Sam did continue to have documents relating to other matters, including, but not limited to, the billing claims (all of which were irrelevant for the purpose of the lawyer's negligence claim). Those documents were returned to the plaintiffs on 13 October 2015. After that time, Sam had no documents remaining in his possession regarding the plaintiffs' matters.”
[35] In December 2015, 119's counsel wrote to SCPLC's counsel to provide documents that it said supported 119's case on causation and damages. Three documents were attached to the letter from 119's counsel. Subsequently, in February of 2016, 119's counsel wrote to SCPLC's counsel stating that, if 119 was not prepared to proceed to a mediation on the basis of the three documents produced by 119, it would prepare its affidavit of documents and move the action forward.
[36] SCPLC's counsel responded on February 22, 2016 by advising that the three documents produced by 119 did not demonstrate that 119 would have succeeded in the underlying litigation or that it suffered damages as a result of the underlying litigation being dismissed. SCPLC was not prepared to attend an early mediation on the basis of the three documents produced by 119.

**PROBLEM SET**
**1)** Answer these questions from the litigation excerpt:
(a) On what date were the documents returned to the plaintiffs?
(b) How many documents were attached to the December 2015 letter from 119's counsel?
(c) On what date did SCPLC's counsel respond?
**2)** How would you say this sentence from the litigation excerpt in Spanish: "Those documents were returned to the plaintiffs on 13 October 2015."
**3)** Write out the litigation excerpt starting at "[35] In December" and ending at "produced by 119.", swapping "mediation" for "settlement conference".
The listing has no connection to the litigation excerpt.

**Annotated element entries**
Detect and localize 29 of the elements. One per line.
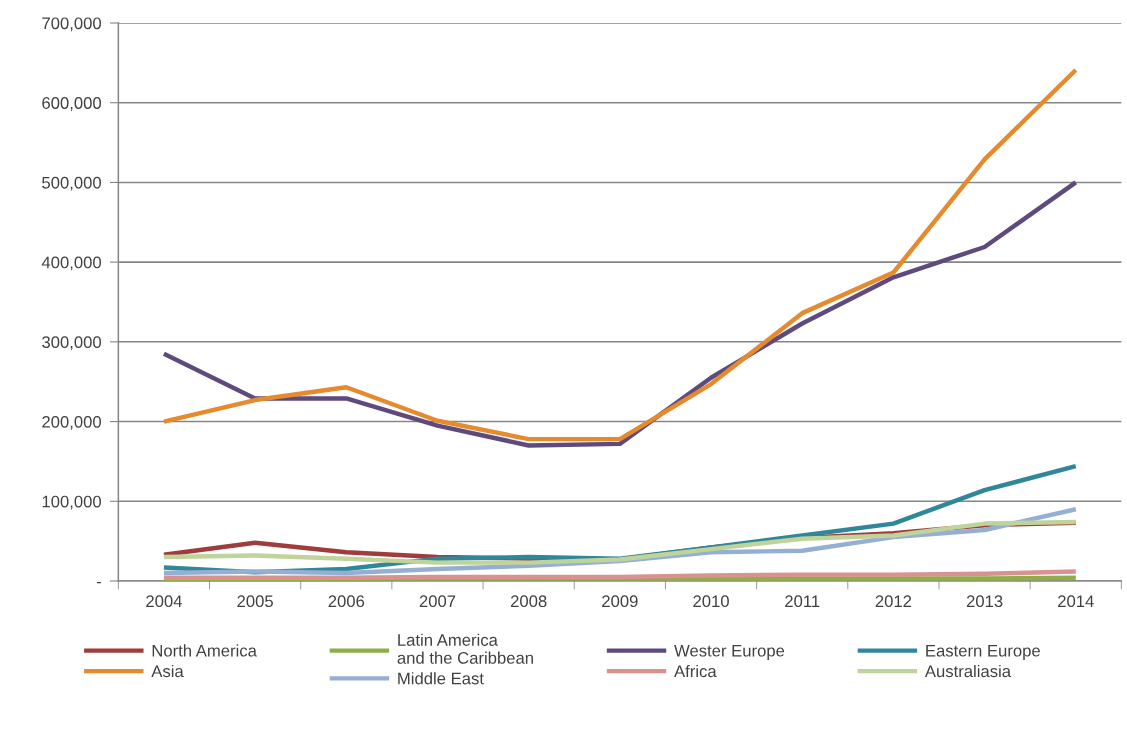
x-tick-label: 2011 xyxy=(785,595,820,608)
legend-label: Wester Europe xyxy=(674,644,785,660)
y-tick-label: - xyxy=(96,581,101,584)
x-tick-label: 2006 xyxy=(328,595,365,608)
legend-label: Asia xyxy=(151,664,184,678)
legend-label: North America xyxy=(152,644,257,657)
legend-label: Eastern Europe xyxy=(926,644,1040,660)
x-tick-label: 2012 xyxy=(875,595,912,608)
x-tick-label: 2014 xyxy=(1058,595,1094,608)
x-tick-label: 2008 xyxy=(510,595,547,608)
line-series xyxy=(161,67,1078,442)
y-tick-label: 600,000 xyxy=(42,97,102,111)
y-tick-label: 200,000 xyxy=(42,415,102,430)
legend-label: Latin America and the Caribbean xyxy=(397,633,533,664)
legend-label: Middle East xyxy=(398,672,484,685)
x-tick-label: 2007 xyxy=(419,595,456,608)
x-tick-label: 2005 xyxy=(237,595,273,608)
x-tick-label: 2009 xyxy=(602,595,638,608)
line-series xyxy=(161,569,1078,581)
legend-label: Africa xyxy=(674,664,717,678)
y-tick-label: 400,000 xyxy=(41,256,102,271)
y-tick-label: 100,000 xyxy=(42,495,102,510)
y-tick-label: 500,000 xyxy=(42,176,102,191)
x-tick-label: 2013 xyxy=(966,595,1003,608)
x-tick-label: 2010 xyxy=(693,595,729,608)
y-tick-label: 700,000 xyxy=(42,17,102,32)
legend-label: Australiasia xyxy=(924,664,1012,678)
x-tick-label: 2004 xyxy=(146,595,182,608)
y-tick-label: 300,000 xyxy=(42,336,102,351)
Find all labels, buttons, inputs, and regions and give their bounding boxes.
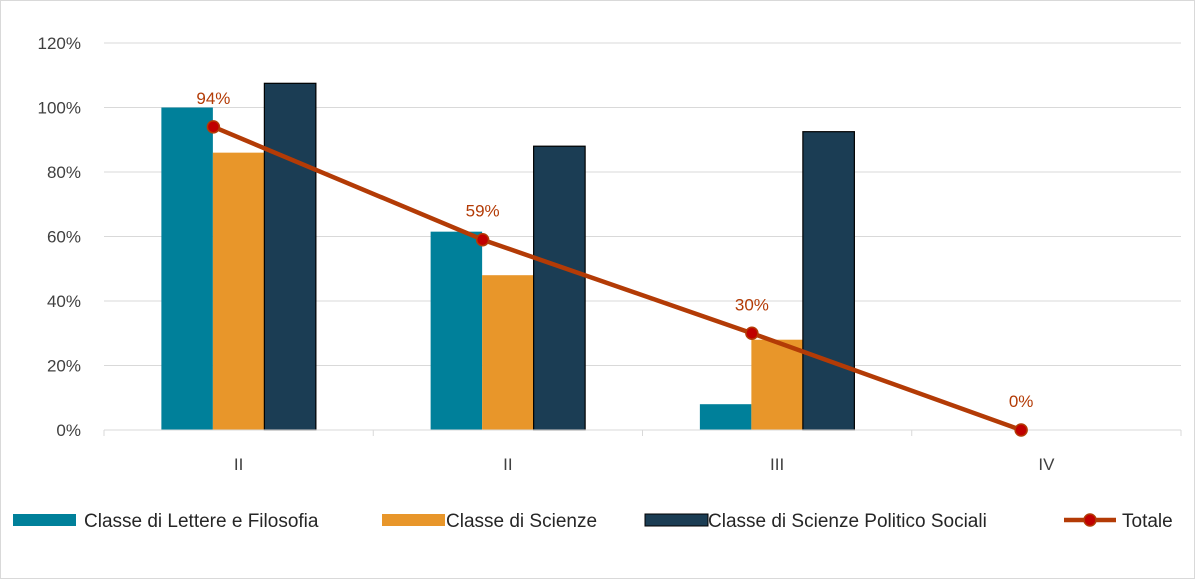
y-tick-label: 100% (38, 99, 81, 118)
bar (802, 131, 855, 431)
totale-line: 94% 59% 30% 0% (196, 89, 1034, 437)
line-point (745, 326, 759, 340)
bar (533, 145, 586, 431)
y-tick-label: 80% (47, 163, 81, 182)
legend-marker (1083, 513, 1097, 527)
y-tick-label: 120% (38, 34, 81, 53)
data-label: 0% (1009, 392, 1034, 411)
line-point (1014, 423, 1028, 437)
bar (751, 339, 803, 430)
data-label: 59% (466, 202, 500, 221)
bar (699, 404, 752, 430)
y-tick-label: 0% (56, 421, 81, 440)
bar (212, 152, 265, 430)
y-tick-label: 40% (47, 292, 81, 311)
bar (161, 107, 213, 430)
line-point (206, 120, 221, 134)
bars (161, 82, 855, 431)
x-axis: II II III IV (103, 429, 1182, 474)
bar (263, 82, 317, 431)
y-axis: 0% 20% 40% 60% 80% 100% 120% (38, 34, 81, 440)
y-tick-label: 20% (47, 357, 81, 376)
y-tick-label: 60% (47, 228, 81, 247)
x-tick-label: II (234, 455, 243, 474)
data-label: 94% (196, 89, 230, 108)
legend: Classe di Lettere e Filosofia Classe di S… (13, 511, 1173, 532)
x-tick-label: II (503, 455, 512, 474)
legend-label: Totale (1122, 511, 1173, 532)
legend-label: Classe di Lettere e Filosofia (84, 511, 319, 532)
bar (430, 231, 483, 430)
x-tick-label: III (770, 455, 784, 474)
legend-swatch (644, 513, 709, 527)
series-line (212, 124, 1022, 433)
data-label: 30% (735, 295, 769, 314)
legend-label: Classe di Scienze Politico Sociali (708, 511, 987, 532)
x-tick-label: IV (1038, 455, 1055, 474)
legend-swatch (382, 514, 445, 526)
legend-label: Classe di Scienze (446, 511, 597, 532)
legend-swatch (13, 514, 76, 526)
bar (482, 275, 534, 430)
line-point (475, 232, 490, 247)
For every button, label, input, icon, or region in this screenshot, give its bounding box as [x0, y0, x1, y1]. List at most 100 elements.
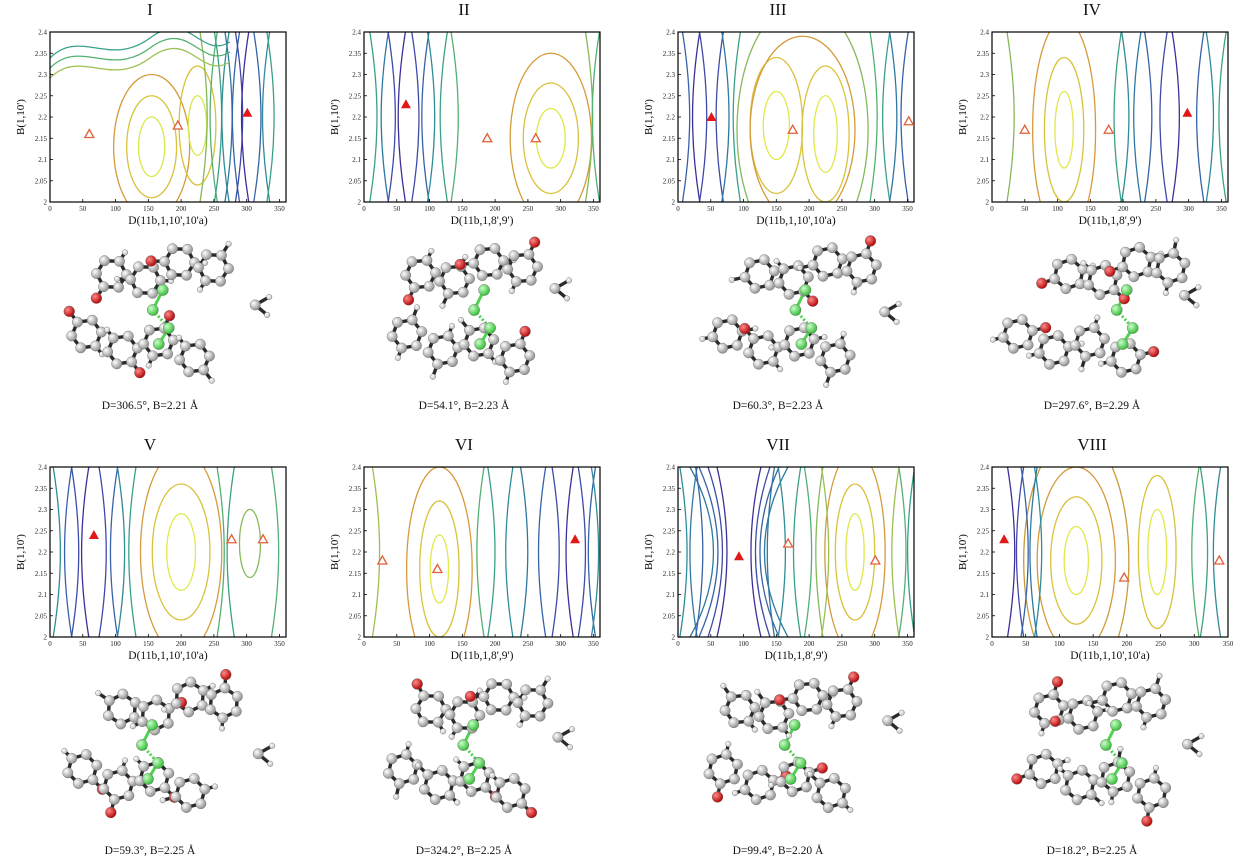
oxygen-atom — [711, 791, 724, 803]
carbon-atom — [494, 355, 506, 366]
carbon-atom — [216, 249, 227, 261]
carbon-atom — [817, 270, 829, 282]
hydrogen-atom — [122, 249, 129, 256]
oxygen-atom — [63, 305, 75, 317]
x-tick-label: 150 — [1085, 205, 1096, 213]
contour-level — [551, 467, 560, 637]
y-tick-label: 2.3 — [666, 71, 675, 79]
y-axis-label: B(1,10') — [643, 99, 655, 135]
hydrogen-atom — [219, 725, 226, 732]
bonds — [390, 240, 571, 384]
carbon-atom — [508, 250, 520, 262]
y-tick-label: 2.25 — [663, 92, 676, 100]
molecule-structure — [61, 668, 276, 819]
contour-level — [815, 467, 824, 637]
carbon-atom — [811, 792, 823, 804]
hydrogen-atom — [114, 275, 121, 282]
hydrogen-atom — [1193, 302, 1200, 309]
carbon-atom — [762, 723, 774, 735]
carbon-atom — [488, 334, 500, 345]
carbon-atom — [1154, 252, 1165, 264]
carbon-atom — [778, 263, 790, 275]
molecule-structure — [990, 237, 1202, 378]
x-tick-label: 300 — [869, 205, 880, 213]
x-tick-label: 150 — [457, 205, 468, 213]
x-tick-label: 200 — [804, 205, 815, 213]
carbon-atom — [1141, 711, 1153, 723]
x-tick-label: 300 — [869, 640, 880, 648]
x-tick-label: 300 — [1189, 640, 1200, 648]
x-tick-label: 100 — [1052, 205, 1063, 213]
carbon-atom — [108, 332, 119, 344]
contour-level — [1036, 467, 1117, 637]
carbon-atom — [778, 761, 790, 773]
x-tick-label: 250 — [1151, 205, 1162, 213]
hydrogen-atom — [489, 772, 496, 779]
x-tick-label: 50 — [393, 205, 401, 213]
carbon-atom — [117, 688, 129, 700]
saddle-marker — [1118, 571, 1130, 582]
carbon-atom — [1029, 706, 1040, 718]
carbon-atom — [174, 354, 186, 366]
carbon-atom — [1039, 717, 1051, 729]
carbon-atom — [817, 690, 829, 701]
carbon-atom — [166, 269, 177, 281]
carbon-atom — [1108, 284, 1120, 296]
carbon-atom — [1060, 283, 1072, 295]
atoms — [63, 240, 273, 384]
contour-level — [50, 47, 231, 79]
contour-level — [762, 90, 791, 161]
carbon-atom — [828, 772, 840, 784]
carbon-atom — [217, 712, 229, 724]
hydrogen-atom — [1098, 360, 1105, 367]
x-tick-label: 250 — [523, 640, 534, 648]
carbon-atom — [132, 287, 143, 299]
carbon-atom — [188, 773, 200, 784]
carbon-atom — [739, 271, 751, 283]
y-tick-label: 2.35 — [663, 50, 676, 58]
carbon-atom — [773, 277, 785, 289]
linker-atom — [146, 304, 159, 316]
y-tick-label: 2.4 — [666, 464, 675, 472]
carbon-atom — [822, 802, 834, 814]
x-tick-label: 350 — [274, 640, 285, 648]
y-tick-label: 2.35 — [349, 50, 362, 58]
panel-vi: VI 0 50 100 150 200 250 300 350 2 2.05 2.1 2.15 2.2 2… — [314, 435, 614, 865]
contour-level — [694, 467, 704, 637]
y-tick-label: 2.05 — [35, 612, 48, 620]
x-tick-label: 300 — [555, 205, 566, 213]
x-tick-label: 0 — [990, 205, 994, 213]
carbon-atom — [133, 261, 144, 273]
contour-plot: 0 50 100 150 200 250 300 350 2 2.05 2.1 2.15 2.2 2.25… — [643, 29, 915, 227]
hydrogen-atom — [208, 377, 215, 384]
carbon-atom — [534, 710, 546, 722]
carbon-atom — [767, 355, 779, 367]
contour-lines — [1006, 467, 1222, 637]
hydrogen-atom — [699, 335, 706, 342]
linker-atom — [784, 773, 797, 785]
carbon-atom — [155, 275, 166, 286]
contour-level — [1171, 32, 1181, 202]
hydrogen-atom — [462, 253, 469, 260]
hydrogen-atom — [448, 733, 455, 740]
minimum-marker — [88, 530, 99, 539]
carbon-atom — [1148, 772, 1160, 784]
y-tick-label: 2.35 — [977, 485, 990, 493]
contour-level — [820, 467, 830, 637]
contour-level — [698, 32, 708, 202]
hydrogen-atom — [457, 316, 464, 323]
panel-title: I — [147, 0, 153, 19]
linker-atom — [484, 322, 496, 334]
x-tick-label: 250 — [1155, 640, 1166, 648]
hydrogen-atom — [1198, 733, 1205, 740]
hydrogen-atom — [544, 675, 551, 682]
carbon-atom — [91, 759, 103, 771]
hydrogen-atom — [751, 726, 758, 733]
contour-level — [591, 32, 600, 202]
contour-level — [151, 483, 211, 621]
contour-level — [380, 32, 390, 202]
carbon-atom — [742, 769, 754, 781]
y-tick-label: 2.05 — [349, 177, 362, 185]
y-tick-label: 2.25 — [977, 527, 990, 535]
contour-level — [426, 32, 436, 202]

**TASK SOLUTIONS**
**1)**
(a) 13 October 2015
(b) Three
(c) February 22, 2016

**2)** Esos documentos fueron devueltos a los demandantes el 13 de octubre de 2015.

**3)**
[35] In December 2015, 119's counsel wrote to SCPLC's counsel to provide documents that it said supported 119's case on causation and damages. Three documents were attached to the letter from 119's counsel. Subsequently, in February of 2016, 119's counsel wrote to SCPLC's counsel stating that, if 119 was not prepared to proceed to a settlement conference on the basis of the three documents produced by 119, it would prepare its affidavit of documents and move the action forward.
[36] SCPLC's counsel responded on February 22, 2016 by advising that the three documents produced by 119 did not demonstrate that 119 would have succeeded in the underlying litigation or that it suffered damages as a result of the underlying litigation being dismissed. SCPLC was not prepared to attend an early settlement conference on the basis of the three documents produced by 119.